Extracts from a graphics dataset:
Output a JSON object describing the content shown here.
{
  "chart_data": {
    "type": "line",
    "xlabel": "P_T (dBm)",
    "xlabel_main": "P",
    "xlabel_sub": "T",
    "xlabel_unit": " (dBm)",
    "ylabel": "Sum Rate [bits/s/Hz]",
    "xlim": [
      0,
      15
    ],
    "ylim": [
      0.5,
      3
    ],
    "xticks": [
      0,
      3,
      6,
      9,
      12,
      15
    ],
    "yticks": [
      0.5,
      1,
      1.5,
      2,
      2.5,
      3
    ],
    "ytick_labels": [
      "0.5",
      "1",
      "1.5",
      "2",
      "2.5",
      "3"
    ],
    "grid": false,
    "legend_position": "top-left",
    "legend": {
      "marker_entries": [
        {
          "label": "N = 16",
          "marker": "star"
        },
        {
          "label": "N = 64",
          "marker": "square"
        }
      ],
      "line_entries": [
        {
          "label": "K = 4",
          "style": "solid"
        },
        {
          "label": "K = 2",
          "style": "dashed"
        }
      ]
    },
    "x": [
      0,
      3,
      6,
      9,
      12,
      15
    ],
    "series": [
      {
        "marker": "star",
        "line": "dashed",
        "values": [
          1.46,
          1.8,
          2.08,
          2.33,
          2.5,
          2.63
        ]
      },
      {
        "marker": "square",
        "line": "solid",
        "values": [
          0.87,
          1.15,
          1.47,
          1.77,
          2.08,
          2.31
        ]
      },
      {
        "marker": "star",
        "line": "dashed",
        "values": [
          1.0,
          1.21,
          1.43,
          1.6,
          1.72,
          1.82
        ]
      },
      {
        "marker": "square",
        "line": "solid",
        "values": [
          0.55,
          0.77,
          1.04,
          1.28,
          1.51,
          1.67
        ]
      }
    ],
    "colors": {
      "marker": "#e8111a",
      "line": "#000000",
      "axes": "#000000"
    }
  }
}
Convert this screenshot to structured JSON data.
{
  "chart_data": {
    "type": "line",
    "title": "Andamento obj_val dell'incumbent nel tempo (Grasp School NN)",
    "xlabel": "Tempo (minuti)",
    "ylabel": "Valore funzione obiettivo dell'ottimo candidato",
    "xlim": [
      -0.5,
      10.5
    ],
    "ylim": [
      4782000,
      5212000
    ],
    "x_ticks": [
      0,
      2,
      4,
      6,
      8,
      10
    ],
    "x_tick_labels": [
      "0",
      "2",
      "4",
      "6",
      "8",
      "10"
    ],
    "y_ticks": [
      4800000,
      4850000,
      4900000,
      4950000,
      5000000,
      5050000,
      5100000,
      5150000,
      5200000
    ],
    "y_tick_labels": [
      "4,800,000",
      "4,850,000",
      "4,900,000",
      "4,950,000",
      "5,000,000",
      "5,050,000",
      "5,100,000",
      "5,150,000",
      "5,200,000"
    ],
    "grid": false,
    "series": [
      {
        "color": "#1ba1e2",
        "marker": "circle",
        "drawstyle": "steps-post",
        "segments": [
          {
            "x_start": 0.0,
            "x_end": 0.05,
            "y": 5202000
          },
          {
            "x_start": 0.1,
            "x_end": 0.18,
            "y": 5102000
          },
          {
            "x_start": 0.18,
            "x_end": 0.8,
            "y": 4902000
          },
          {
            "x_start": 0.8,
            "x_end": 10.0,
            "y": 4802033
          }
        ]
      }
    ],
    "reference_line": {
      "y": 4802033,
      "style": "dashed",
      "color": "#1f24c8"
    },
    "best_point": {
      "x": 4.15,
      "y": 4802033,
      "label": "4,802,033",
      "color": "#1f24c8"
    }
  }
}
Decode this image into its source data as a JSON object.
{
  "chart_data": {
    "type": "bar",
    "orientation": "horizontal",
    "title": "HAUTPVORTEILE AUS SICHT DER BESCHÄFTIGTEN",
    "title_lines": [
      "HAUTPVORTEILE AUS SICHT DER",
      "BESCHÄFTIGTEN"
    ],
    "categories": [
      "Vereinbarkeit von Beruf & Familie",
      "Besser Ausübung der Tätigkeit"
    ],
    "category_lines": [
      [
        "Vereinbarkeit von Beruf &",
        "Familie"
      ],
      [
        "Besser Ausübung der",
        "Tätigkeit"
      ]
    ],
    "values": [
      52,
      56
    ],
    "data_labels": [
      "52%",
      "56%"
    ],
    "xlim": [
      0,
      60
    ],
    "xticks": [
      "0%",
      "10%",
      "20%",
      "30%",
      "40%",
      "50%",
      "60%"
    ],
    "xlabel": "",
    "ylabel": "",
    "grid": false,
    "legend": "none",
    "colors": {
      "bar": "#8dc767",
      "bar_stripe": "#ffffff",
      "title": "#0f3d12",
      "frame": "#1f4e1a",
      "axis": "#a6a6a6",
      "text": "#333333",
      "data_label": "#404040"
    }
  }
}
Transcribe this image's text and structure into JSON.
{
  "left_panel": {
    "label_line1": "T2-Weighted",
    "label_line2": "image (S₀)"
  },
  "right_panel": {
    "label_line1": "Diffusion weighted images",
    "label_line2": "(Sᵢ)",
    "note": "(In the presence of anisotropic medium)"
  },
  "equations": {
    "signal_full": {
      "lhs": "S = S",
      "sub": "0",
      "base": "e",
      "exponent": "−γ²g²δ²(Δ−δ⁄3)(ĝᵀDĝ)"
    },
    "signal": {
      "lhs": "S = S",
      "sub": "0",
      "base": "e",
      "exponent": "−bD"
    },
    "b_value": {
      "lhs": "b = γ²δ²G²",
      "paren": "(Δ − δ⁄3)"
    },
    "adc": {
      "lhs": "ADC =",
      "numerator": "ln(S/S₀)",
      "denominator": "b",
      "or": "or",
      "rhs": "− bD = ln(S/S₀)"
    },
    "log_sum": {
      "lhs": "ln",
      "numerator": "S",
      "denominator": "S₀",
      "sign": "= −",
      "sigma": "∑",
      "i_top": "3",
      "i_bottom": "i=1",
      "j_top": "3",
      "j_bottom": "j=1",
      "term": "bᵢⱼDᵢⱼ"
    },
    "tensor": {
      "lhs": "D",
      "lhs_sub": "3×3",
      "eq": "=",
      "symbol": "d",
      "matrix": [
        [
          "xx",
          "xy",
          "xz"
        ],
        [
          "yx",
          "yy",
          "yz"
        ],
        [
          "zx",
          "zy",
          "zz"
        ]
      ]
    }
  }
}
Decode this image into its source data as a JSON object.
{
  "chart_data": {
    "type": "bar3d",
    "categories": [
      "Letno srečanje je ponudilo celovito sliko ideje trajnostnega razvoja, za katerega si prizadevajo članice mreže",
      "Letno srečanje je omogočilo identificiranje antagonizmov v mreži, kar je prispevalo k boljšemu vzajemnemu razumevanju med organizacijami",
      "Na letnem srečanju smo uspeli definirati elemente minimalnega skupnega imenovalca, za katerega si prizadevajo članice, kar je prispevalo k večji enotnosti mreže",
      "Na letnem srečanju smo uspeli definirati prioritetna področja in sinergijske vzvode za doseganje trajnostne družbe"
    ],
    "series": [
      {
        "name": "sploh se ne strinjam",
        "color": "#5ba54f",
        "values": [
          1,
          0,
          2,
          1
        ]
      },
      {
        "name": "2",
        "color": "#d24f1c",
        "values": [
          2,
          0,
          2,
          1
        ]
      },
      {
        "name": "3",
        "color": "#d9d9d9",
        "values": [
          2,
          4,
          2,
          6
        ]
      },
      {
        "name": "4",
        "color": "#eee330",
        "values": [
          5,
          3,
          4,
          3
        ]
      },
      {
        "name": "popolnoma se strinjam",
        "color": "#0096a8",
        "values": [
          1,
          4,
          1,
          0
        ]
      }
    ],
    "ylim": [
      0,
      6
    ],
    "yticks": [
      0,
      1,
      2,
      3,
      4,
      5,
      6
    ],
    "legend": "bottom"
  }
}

WHAT YOU NEED TO DO
Transcribe every entry exactly, omitting nothing.

RESPONSE TO THIS EXERCISE
Output a JSON object describing the content shown here.
{
  "chart_data": {
    "type": "line",
    "xlabel": "P_T (dBm)",
    "xlabel_main": "P",
    "xlabel_sub": "T",
    "xlabel_unit": " (dBm)",
    "ylabel": "Sum Rate [bits/s/Hz]",
    "xlim": [
      0,
      15
    ],
    "ylim": [
      0.5,
      3
    ],
    "xticks": [
      0,
      3,
      6,
      9,
      12,
      15
    ],
    "yticks": [
      0.5,
      1,
      1.5,
      2,
      2.5,
      3
    ],
    "ytick_labels": [
      "0.5",
      "1",
      "1.5",
      "2",
      "2.5",
      "3"
    ],
    "grid": false,
    "legend_position": "top-left",
    "legend": {
      "marker_entries": [
        {
          "label": "N = 16",
          "marker": "star"
        },
        {
          "label": "N = 64",
          "marker": "square"
        }
      ],
      "line_entries": [
        {
          "label": "K = 4",
          "style": "solid"
        },
        {
          "label": "K = 2",
          "style": "dashed"
        }
      ]
    },
    "x": [
      0,
      3,
      6,
      9,
      12,
      15
    ],
    "series": [
      {
        "marker": "star",
        "line": "dashed",
        "values": [
          1.46,
          1.8,
          2.08,
          2.33,
          2.5,
          2.63
        ]
      },
      {
        "marker": "square",
        "line": "solid",
        "values": [
          0.87,
          1.15,
          1.47,
          1.77,
          2.08,
          2.31
        ]
      },
      {
        "marker": "star",
        "line": "dashed",
        "values": [
          1.0,
          1.21,
          1.43,
          1.6,
          1.72,
          1.82
        ]
      },
      {
        "marker": "square",
        "line": "solid",
        "values": [
          0.55,
          0.77,
          1.04,
          1.28,
          1.51,
          1.67
        ]
      }
    ],
    "colors": {
      "marker": "#e8111a",
      "line": "#000000",
      "axes": "#000000"
    }
  }
}
Convert this screenshot to structured JSON data.
{
  "chart_data": {
    "type": "line",
    "title": "Andamento obj_val dell'incumbent nel tempo (Grasp School NN)",
    "xlabel": "Tempo (minuti)",
    "ylabel": "Valore funzione obiettivo dell'ottimo candidato",
    "xlim": [
      -0.5,
      10.5
    ],
    "ylim": [
      4782000,
      5212000
    ],
    "x_ticks": [
      0,
      2,
      4,
      6,
      8,
      10
    ],
    "x_tick_labels": [
      "0",
      "2",
      "4",
      "6",
      "8",
      "10"
    ],
    "y_ticks": [
      4800000,
      4850000,
      4900000,
      4950000,
      5000000,
      5050000,
      5100000,
      5150000,
      5200000
    ],
    "y_tick_labels": [
      "4,800,000",
      "4,850,000",
      "4,900,000",
      "4,950,000",
      "5,000,000",
      "5,050,000",
      "5,100,000",
      "5,150,000",
      "5,200,000"
    ],
    "grid": false,
    "series": [
      {
        "color": "#1ba1e2",
        "marker": "circle",
        "drawstyle": "steps-post",
        "segments": [
          {
            "x_start": 0.0,
            "x_end": 0.05,
            "y": 5202000
          },
          {
            "x_start": 0.1,
            "x_end": 0.18,
            "y": 5102000
          },
          {
            "x_start": 0.18,
            "x_end": 0.8,
            "y": 4902000
          },
          {
            "x_start": 0.8,
            "x_end": 10.0,
            "y": 4802033
          }
        ]
      }
    ],
    "reference_line": {
      "y": 4802033,
      "style": "dashed",
      "color": "#1f24c8"
    },
    "best_point": {
      "x": 4.15,
      "y": 4802033,
      "label": "4,802,033",
      "color": "#1f24c8"
    }
  }
}
Decode this image into its source data as a JSON object.
{
  "chart_data": {
    "type": "bar",
    "orientation": "horizontal",
    "title": "HAUTPVORTEILE AUS SICHT DER BESCHÄFTIGTEN",
    "title_lines": [
      "HAUTPVORTEILE AUS SICHT DER",
      "BESCHÄFTIGTEN"
    ],
    "categories": [
      "Vereinbarkeit von Beruf & Familie",
      "Besser Ausübung der Tätigkeit"
    ],
    "category_lines": [
      [
        "Vereinbarkeit von Beruf &",
        "Familie"
      ],
      [
        "Besser Ausübung der",
        "Tätigkeit"
      ]
    ],
    "values": [
      52,
      56
    ],
    "data_labels": [
      "52%",
      "56%"
    ],
    "xlim": [
      0,
      60
    ],
    "xticks": [
      "0%",
      "10%",
      "20%",
      "30%",
      "40%",
      "50%",
      "60%"
    ],
    "xlabel": "",
    "ylabel": "",
    "grid": false,
    "legend": "none",
    "colors": {
      "bar": "#8dc767",
      "bar_stripe": "#ffffff",
      "title": "#0f3d12",
      "frame": "#1f4e1a",
      "axis": "#a6a6a6",
      "text": "#333333",
      "data_label": "#404040"
    }
  }
}
Transcribe this image's text and structure into JSON.
{
  "left_panel": {
    "label_line1": "T2-Weighted",
    "label_line2": "image (S₀)"
  },
  "right_panel": {
    "label_line1": "Diffusion weighted images",
    "label_line2": "(Sᵢ)",
    "note": "(In the presence of anisotropic medium)"
  },
  "equations": {
    "signal_full": {
      "lhs": "S = S",
      "sub": "0",
      "base": "e",
      "exponent": "−γ²g²δ²(Δ−δ⁄3)(ĝᵀDĝ)"
    },
    "signal": {
      "lhs": "S = S",
      "sub": "0",
      "base": "e",
      "exponent": "−bD"
    },
    "b_value": {
      "lhs": "b = γ²δ²G²",
      "paren": "(Δ − δ⁄3)"
    },
    "adc": {
      "lhs": "ADC =",
      "numerator": "ln(S/S₀)",
      "denominator": "b",
      "or": "or",
      "rhs": "− bD = ln(S/S₀)"
    },
    "log_sum": {
      "lhs": "ln",
      "numerator": "S",
      "denominator": "S₀",
      "sign": "= −",
      "sigma": "∑",
      "i_top": "3",
      "i_bottom": "i=1",
      "j_top": "3",
      "j_bottom": "j=1",
      "term": "bᵢⱼDᵢⱼ"
    },
    "tensor": {
      "lhs": "D",
      "lhs_sub": "3×3",
      "eq": "=",
      "symbol": "d",
      "matrix": [
        [
          "xx",
          "xy",
          "xz"
        ],
        [
          "yx",
          "yy",
          "yz"
        ],
        [
          "zx",
          "zy",
          "zz"
        ]
      ]
    }
  }
}
Decode this image into its source data as a JSON object.
{
  "chart_data": {
    "type": "bar3d",
    "categories": [
      "Letno srečanje je ponudilo celovito sliko ideje trajnostnega razvoja, za katerega si prizadevajo članice mreže",
      "Letno srečanje je omogočilo identificiranje antagonizmov v mreži, kar je prispevalo k boljšemu vzajemnemu razumevanju med organizacijami",
      "Na letnem srečanju smo uspeli definirati elemente minimalnega skupnega imenovalca, za katerega si prizadevajo članice, kar je prispevalo k večji enotnosti mreže",
      "Na letnem srečanju smo uspeli definirati prioritetna področja in sinergijske vzvode za doseganje trajnostne družbe"
    ],
    "series": [
      {
        "name": "sploh se ne strinjam",
        "color": "#5ba54f",
        "values": [
          1,
          0,
          2,
          1
        ]
      },
      {
        "name": "2",
        "color": "#d24f1c",
        "values": [
          2,
          0,
          2,
          1
        ]
      },
      {
        "name": "3",
        "color": "#d9d9d9",
        "values": [
          2,
          4,
          2,
          6
        ]
      },
      {
        "name": "4",
        "color": "#eee330",
        "values": [
          5,
          3,
          4,
          3
        ]
      },
      {
        "name": "popolnoma se strinjam",
        "color": "#0096a8",
        "values": [
          1,
          4,
          1,
          0
        ]
      }
    ],
    "ylim": [
      0,
      6
    ],
    "yticks": [
      0,
      1,
      2,
      3,
      4,
      5,
      6
    ],
    "legend": "bottom"
  }
}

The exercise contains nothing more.